Task directions
Write out every line of the material as it stands, apart from the pictures.

Supplied material
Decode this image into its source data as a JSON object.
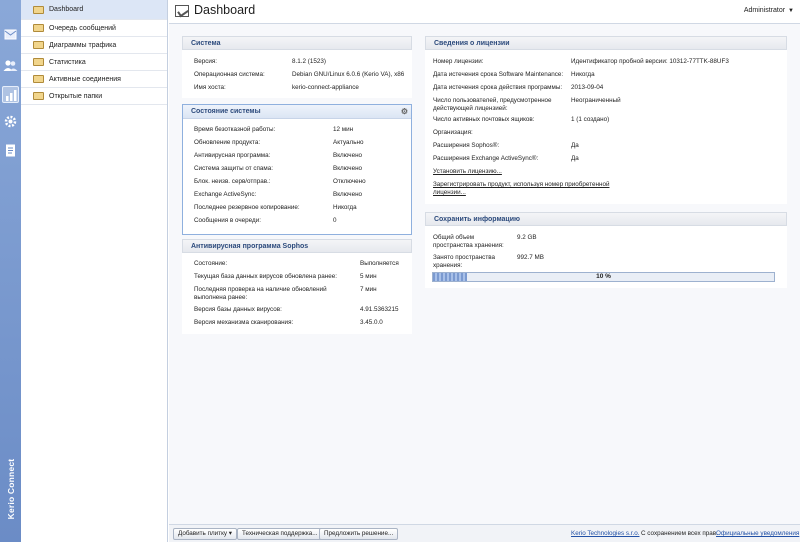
{
  "header": {
    "title": "Dashboard",
    "user": "Administrator"
  },
  "brand": "Kerio Connect",
  "rail": [
    "mail-icon",
    "users-icon",
    "dashboard-chart-icon",
    "gear-icon",
    "document-icon"
  ],
  "nav": [
    {
      "label": "Dashboard",
      "active": true
    },
    {
      "label": "Очередь сообщений"
    },
    {
      "label": "Диаграммы трафика"
    },
    {
      "label": "Статистика"
    },
    {
      "label": "Активные соединения"
    },
    {
      "label": "Открытые папки"
    }
  ],
  "system": {
    "title": "Система",
    "rows": [
      {
        "k": "Версия:",
        "v": "8.1.2 (1523)"
      },
      {
        "k": "Операционная система:",
        "v": "Debian GNU/Linux 6.0.6 (Kerio VA), x86"
      },
      {
        "k": "Имя хоста:",
        "v": "kerio-connect-appliance"
      }
    ]
  },
  "status": {
    "title": "Состояние системы",
    "rows": [
      {
        "k": "Время безотказной работы:",
        "v": "12 мин"
      },
      {
        "k": "Обновление продукта:",
        "v": "Актуально"
      },
      {
        "k": "Антивирусная программа:",
        "v": "Включено"
      },
      {
        "k": "Система защиты от спама:",
        "v": "Включено"
      },
      {
        "k": "Блок. неизв. серв/отправ.:",
        "v": "Отключено"
      },
      {
        "k": "Exchange ActiveSync:",
        "v": "Включено"
      },
      {
        "k": "Последнее резервное копирование:",
        "v": "Никогда"
      },
      {
        "k": "Сообщения в очереди:",
        "v": "0"
      }
    ]
  },
  "sophos": {
    "title": "Антивирусная программа Sophos",
    "rows": [
      {
        "k": "Состояние:",
        "v": "Выполняется"
      },
      {
        "k": "Текущая база данных вирусов обновлена ранее:",
        "v": "5 мин"
      },
      {
        "k": "Последняя проверка на наличие обновлений выполнена ранее:",
        "v": "7 мин"
      },
      {
        "k": "Версия базы данных вирусов:",
        "v": "4.91.5363215"
      },
      {
        "k": "Версия механизма сканирования:",
        "v": "3.45.0.0"
      }
    ]
  },
  "license": {
    "title": "Сведения о лицензии",
    "rows": [
      {
        "k": "Номер лицензии:",
        "v": "Идентификатор пробной версии: 10312-77TTK-88UF3"
      },
      {
        "k": "Дата истечения срока Software Maintenance:",
        "v": "Никогда"
      },
      {
        "k": "Дата истечения срока действия программы:",
        "v": "2013-09-04"
      },
      {
        "k": "Число пользователей, предусмотренное действующей лицензией:",
        "v": "Неограниченный"
      },
      {
        "k": "Число активных почтовых ящиков:",
        "v": "1 (1 создано)"
      },
      {
        "k": "Организация:",
        "v": ""
      },
      {
        "k": "Расширения Sophos®:",
        "v": "Да"
      },
      {
        "k": "Расширения Exchange ActiveSync®:",
        "v": "Да"
      }
    ],
    "link_install": "Установить лицензию...",
    "link_register": "Зарегистрировать продукт, используя номер приобретенной лицензии..."
  },
  "storage": {
    "title": "Сохранить информацию",
    "total_label": "Общий объем пространства хранения:",
    "total_value": "9.2 GB",
    "used_label": "Занято пространства хранения:",
    "used_value": "992.7 MB",
    "percent_text": "10 %",
    "percent": 0.1
  },
  "footer": {
    "add_tile": "Добавить плитку ▾",
    "support": "Техническая поддержка...",
    "suggest": "Предложить решение...",
    "company": "Kerio Technologies s.r.o.",
    "rights": "С сохранением всех прав.",
    "legal": "Официальные уведомления"
  }
}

Output below
Decode this image into its source data as a JSON object.
{
  "header": {
    "title": "Dashboard",
    "user": "Administrator"
  },
  "brand": "Kerio Connect",
  "rail": [
    "mail-icon",
    "users-icon",
    "dashboard-chart-icon",
    "gear-icon",
    "document-icon"
  ],
  "nav": [
    {
      "label": "Dashboard",
      "active": true
    },
    {
      "label": "Очередь сообщений"
    },
    {
      "label": "Диаграммы трафика"
    },
    {
      "label": "Статистика"
    },
    {
      "label": "Активные соединения"
    },
    {
      "label": "Открытые папки"
    }
  ],
  "system": {
    "title": "Система",
    "rows": [
      {
        "k": "Версия:",
        "v": "8.1.2 (1523)"
      },
      {
        "k": "Операционная система:",
        "v": "Debian GNU/Linux 6.0.6 (Kerio VA), x86"
      },
      {
        "k": "Имя хоста:",
        "v": "kerio-connect-appliance"
      }
    ]
  },
  "status": {
    "title": "Состояние системы",
    "rows": [
      {
        "k": "Время безотказной работы:",
        "v": "12 мин"
      },
      {
        "k": "Обновление продукта:",
        "v": "Актуально"
      },
      {
        "k": "Антивирусная программа:",
        "v": "Включено"
      },
      {
        "k": "Система защиты от спама:",
        "v": "Включено"
      },
      {
        "k": "Блок. неизв. серв/отправ.:",
        "v": "Отключено"
      },
      {
        "k": "Exchange ActiveSync:",
        "v": "Включено"
      },
      {
        "k": "Последнее резервное копирование:",
        "v": "Никогда"
      },
      {
        "k": "Сообщения в очереди:",
        "v": "0"
      }
    ]
  },
  "sophos": {
    "title": "Антивирусная программа Sophos",
    "rows": [
      {
        "k": "Состояние:",
        "v": "Выполняется"
      },
      {
        "k": "Текущая база данных вирусов обновлена ранее:",
        "v": "5 мин"
      },
      {
        "k": "Последняя проверка на наличие обновлений выполнена ранее:",
        "v": "7 мин"
      },
      {
        "k": "Версия базы данных вирусов:",
        "v": "4.91.5363215"
      },
      {
        "k": "Версия механизма сканирования:",
        "v": "3.45.0.0"
      }
    ]
  },
  "license": {
    "title": "Сведения о лицензии",
    "rows": [
      {
        "k": "Номер лицензии:",
        "v": "Идентификатор пробной версии: 10312-77TTK-88UF3"
      },
      {
        "k": "Дата истечения срока Software Maintenance:",
        "v": "Никогда"
      },
      {
        "k": "Дата истечения срока действия программы:",
        "v": "2013-09-04"
      },
      {
        "k": "Число пользователей, предусмотренное действующей лицензией:",
        "v": "Неограниченный"
      },
      {
        "k": "Число активных почтовых ящиков:",
        "v": "1 (1 создано)"
      },
      {
        "k": "Организация:",
        "v": ""
      },
      {
        "k": "Расширения Sophos®:",
        "v": "Да"
      },
      {
        "k": "Расширения Exchange ActiveSync®:",
        "v": "Да"
      }
    ],
    "link_install": "Установить лицензию...",
    "link_register": "Зарегистрировать продукт, используя номер приобретенной лицензии..."
  },
  "storage": {
    "title": "Сохранить информацию",
    "total_label": "Общий объем пространства хранения:",
    "total_value": "9.2 GB",
    "used_label": "Занято пространства хранения:",
    "used_value": "992.7 MB",
    "percent_text": "10 %",
    "percent": 0.1
  },
  "footer": {
    "add_tile": "Добавить плитку ▾",
    "support": "Техническая поддержка...",
    "suggest": "Предложить решение...",
    "company": "Kerio Technologies s.r.o.",
    "rights": "С сохранением всех прав.",
    "legal": "Официальные уведомления"
  }
}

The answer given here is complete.